"""
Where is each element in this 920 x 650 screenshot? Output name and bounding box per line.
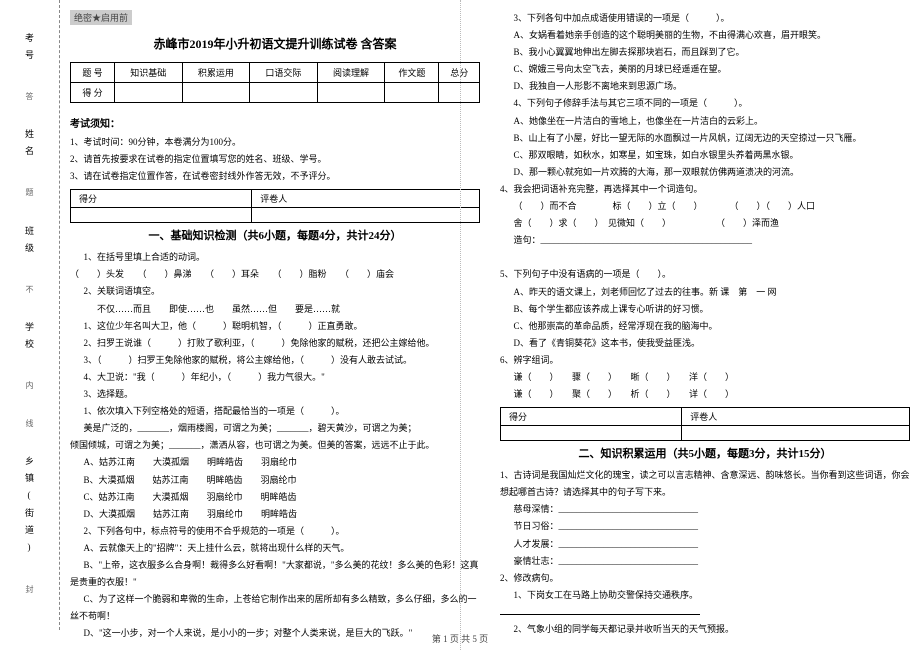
q3b-stem: 2、下列各句中，标点符号的使用不合乎规范的一项是（ ）。 <box>70 523 480 540</box>
r-q4-d: D、那一颗心就宛如一片欢腾的大海，那一双眼就仿佛两道溃决的河流。 <box>500 164 910 181</box>
q3b-ob: B、"上帝，这衣服多么合身啊！裁得多么好看啊！"大家都说，"多么美的花纹！多么美… <box>70 557 480 591</box>
r-q5-make: 造句：_____________________________________… <box>500 232 910 249</box>
q3b-oc: C、为了这样一个脆弱和卑微的生命，上苍给它制作出来的居所却有多么精致，多么仔细，… <box>70 591 480 625</box>
gutter-label-class: 班级 <box>23 226 36 260</box>
section2-scorebox: 得分评卷人 <box>500 407 910 441</box>
gutter-hint-f: 封 <box>24 585 35 597</box>
q1-lead: 1、在括号里填上合适的动词。 <box>70 249 480 266</box>
gutter-hint-c: 不 <box>24 285 35 297</box>
section1-title: 一、基础知识检测（共6小题，每题4分，共计24分） <box>70 227 480 243</box>
r-q6-a: A、昨天的语文课上，刘老师回忆了过去的往事。新 课 第 一 网 <box>500 284 910 301</box>
notice-header: 考试须知： <box>70 115 480 130</box>
gutter-hint-b: 题 <box>24 188 35 200</box>
s2-l2: 节日习俗：_______________________________ <box>500 518 910 535</box>
r-q3-c: C、嫦娥三号向太空飞去，美丽的月球已经遥遥在望。 <box>500 61 910 78</box>
q3-p2: 倾国倾城，可谓之为美；_______，潇洒从容，也可谓之为美。但美的答案，远远不… <box>70 437 480 454</box>
s2-l1: 慈母深情：_______________________________ <box>500 501 910 518</box>
s2-l3: 人才发展：_______________________________ <box>500 536 910 553</box>
binding-gutter: 考号 答 姓名 题 班级 不 学校 内 线 乡镇(街道) 封 <box>0 0 60 630</box>
gutter-hint-a: 答 <box>24 92 35 104</box>
content-area: 绝密★启用前 赤峰市2019年小升初语文提升训练试卷 含答案 题 号 知识基础 … <box>60 0 920 630</box>
r-q5-l1: （ ）而不合 标（ ）立（ ） （ ）（ ）人口 <box>500 198 910 215</box>
q3b-oa: A、云就像天上的"招牌"：天上挂什么云，就将出现什么样的天气。 <box>70 540 480 557</box>
r-q6-c: C、他那崇高的革命品质，经常浮现在我的脑海中。 <box>500 318 910 335</box>
r-q3-lead: 3、下列各句中加点成语使用错误的一项是（ ）。 <box>500 10 910 27</box>
confidential-seal: 绝密★启用前 <box>70 10 132 25</box>
score-h0: 题 号 <box>71 63 115 83</box>
r-q7-lead: 6、辨字组词。 <box>500 352 910 369</box>
notice-2: 2、请首先按要求在试卷的指定位置填写您的姓名、班级、学号。 <box>70 151 480 168</box>
score-rowlabel: 得 分 <box>71 83 115 103</box>
gutter-label-examno: 考号 <box>23 33 36 67</box>
q2-lead: 2、关联词语填空。 <box>70 283 480 300</box>
r-q6-b: B、每个学生都应该养成上课专心听讲的好习惯。 <box>500 301 910 318</box>
section2-title: 二、知识积累运用（共5小题，每题3分，共计15分） <box>500 445 910 461</box>
s2-q1-lead: 1、古诗词是我国灿烂文化的瑰宝，读之可以言志精神、含意深远、韵味悠长。当你看到这… <box>500 467 910 501</box>
s2-q2-i1: 1、下岗女工在马路上协助交警保持交通秩序。 <box>500 587 910 604</box>
score-h1: 知识基础 <box>114 63 182 83</box>
score-h3: 口语交际 <box>250 63 318 83</box>
right-column: 3、下列各句中加点成语使用错误的一项是（ ）。 A、女娲看着她亲手创造的这个聪明… <box>500 10 910 630</box>
gutter-hint-e: 线 <box>24 419 35 431</box>
s2-l4: 豪情壮志：_______________________________ <box>500 553 910 570</box>
notice-1: 1、考试时间：90分钟，本卷满分为100分。 <box>70 134 480 151</box>
notice-3: 3、请在试卷指定位置作答，在试卷密封线外作答无效，不予评分。 <box>70 168 480 185</box>
q3-stem: 1、依次填入下列空格处的短语，搭配最恰当的一项是（ ）。 <box>70 403 480 420</box>
gutter-hint-d: 内 <box>24 381 35 393</box>
q3-od: D、大漠孤烟 姑苏江南 羽扇纶巾 明眸皓齿 <box>70 506 480 523</box>
score-h2: 积累运用 <box>182 63 250 83</box>
score-table: 题 号 知识基础 积累运用 口语交际 阅读理解 作文题 总分 得 分 <box>70 62 480 103</box>
r-q4-a: A、她像坐在一片洁白的雪地上，也像坐在一片洁白的云彩上。 <box>500 113 910 130</box>
q2-i1: 1、这位少年名叫大卫，他（ ）聪明机智，（ ）正直勇敢。 <box>70 318 480 335</box>
r-q6-lead: 5、下列句子中没有语病的一项是（ ）。 <box>500 266 910 283</box>
r-q5-lead: 4、我会把词语补充完整，再选择其中一个词造句。 <box>500 181 910 198</box>
q3-ob: B、大漠孤烟 姑苏江南 明眸皓齿 羽扇纶巾 <box>70 472 480 489</box>
s2-q2-lead: 2、修改病句。 <box>500 570 910 587</box>
r-q3-d: D、我独自一人形影不离地来到思源广场。 <box>500 78 910 95</box>
section1-scorebox: 得分评卷人 <box>70 189 480 223</box>
q2-hint: 不仅……而且 即使……也 虽然……但 要是……就 <box>70 301 480 318</box>
q3-lead: 3、选择题。 <box>70 386 480 403</box>
r-q3-a: A、女娲看着她亲手创造的这个聪明美丽的生物，不由得满心欢喜，眉开眼笑。 <box>500 27 910 44</box>
r-q5-l2: 舍（ ）求（ ） 见微知（ ） （ ）泽而渔 <box>500 215 910 232</box>
r-q4-lead: 4、下列句子修辞手法与其它三项不同的一项是（ ）。 <box>500 95 910 112</box>
gutter-label-name: 姓名 <box>23 129 36 163</box>
r-q6-d: D、看了《青铜葵花》这本书，使我受益匪浅。 <box>500 335 910 352</box>
gutter-label-town: 乡镇(街道) <box>23 456 36 560</box>
q1-line: （ ）头发 （ ）鼻涕 （ ）耳朵 （ ）脂粉 （ ）庙会 <box>70 266 480 283</box>
left-column: 绝密★启用前 赤峰市2019年小升初语文提升训练试卷 含答案 题 号 知识基础 … <box>70 10 480 630</box>
q2-i3: 3、（ ）扫罗王免除他家的赋税，将公主嫁给他，（ ）没有人敢去试试。 <box>70 352 480 369</box>
q2-i4: 4、大卫说："我（ ）年纪小，（ ）我力气很大。" <box>70 369 480 386</box>
q3-p1: 美是广泛的，_______，烟雨楼阁，可谓之为美；_______，碧天黄沙，可谓… <box>70 420 480 437</box>
s2-q2-i2: 2、气象小组的同学每天都记录并收听当天的天气预报。 <box>500 621 910 638</box>
q3-oc: C、姑苏江南 大漠孤烟 羽扇纶巾 明眸皓齿 <box>70 489 480 506</box>
q2-i2: 2、扫罗王说谁（ ）打败了歌利亚，（ ）免除他家的赋税，还把公主嫁给他。 <box>70 335 480 352</box>
q3-oa: A、姑苏江南 大漠孤烟 明眸皓齿 羽扇纶巾 <box>70 454 480 471</box>
score-h4: 阅读理解 <box>317 63 385 83</box>
r-q7-l2: 谦（ ） 聚（ ） 析（ ） 详（ ） <box>500 386 910 403</box>
r-q3-b: B、我小心翼翼地伸出左脚去探那块岩石，而且踩到了它。 <box>500 44 910 61</box>
gutter-label-school: 学校 <box>23 322 36 356</box>
r-q4-b: B、山上有了小屋，好比一望无际的水面飘过一片风帆，辽阔无边的天空掠过一只飞雁。 <box>500 130 910 147</box>
paper-title: 赤峰市2019年小升初语文提升训练试卷 含答案 <box>70 35 480 52</box>
score-h5: 作文题 <box>385 63 439 83</box>
r-q4-c: C、那双眼睛，如秋水，如寒星，如宝珠，如白水银里头养着两黑水银。 <box>500 147 910 164</box>
r-q7-l1: 谦（ ） 骤（ ） 晰（ ） 洋（ ） <box>500 369 910 386</box>
q3b-od: D、"这一小步，对一个人来说，是小小的一步；对整个人类来说，是巨大的飞跃。" <box>70 625 480 642</box>
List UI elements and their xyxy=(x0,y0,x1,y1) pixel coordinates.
"""
EXERCISE OBJECTIVE:
Starting with the listing line that contains "q3b-stem: 2、下列各句中，标点符号的使用不合乎规范的一项是（ ）。" and stopping after the one that contains "s2-l2: 节日习俗：_______________________________ <box>500", give those lines as a Markdown table with the columns Row and Listing line. Leave out any blank lines.

SOLUTION TO THIS TASK:
| Row | Listing line |
|---|---|
| 1 | q3b-stem: 2、下列各句中，标点符号的使用不合乎规范的一项是（ ）。 <box>70 523 480 540</box> |
| 2 | r-q4-d: D、那一颗心就宛如一片欢腾的大海，那一双眼就仿佛两道溃决的河流。 <box>500 164 910 181</box> |
| 3 | q3b-ob: B、"上帝，这衣服多么合身啊！裁得多么好看啊！"大家都说，"多么美的花纹！多么美… <box>70 557 480 591</box> |
| 4 | r-q5-make: 造句：_____________________________________… <box>500 232 910 249</box> |
| 5 | q3b-oc: C、为了这样一个脆弱和卑微的生命，上苍给它制作出来的居所却有多么精致，多么仔细，… <box>70 591 480 625</box> |
| 6 | gutter-label-class: 班级 <box>23 226 36 260</box> |
| 7 | section2-scorebox: 得分评卷人 <box>500 407 910 441</box> |
| 8 | gutter-hint-f: 封 <box>24 585 35 597</box> |
| 9 | q1-lead: 1、在括号里填上合适的动词。 <box>70 249 480 266</box> |
| 10 | gutter-hint-c: 不 <box>24 285 35 297</box> |
| 11 | section1-title: 一、基础知识检测（共6小题，每题4分，共计24分） <box>70 227 480 243</box> |
| 12 | r-q6-a: A、昨天的语文课上，刘老师回忆了过去的往事。新 课 第 一 网 <box>500 284 910 301</box> |
| 13 | notice-header: 考试须知： <box>70 115 480 130</box> |
| 14 | gutter-hint-b: 题 <box>24 188 35 200</box> |
| 15 | s2-l2: 节日习俗：_______________________________ <box>500 518 910 535</box> |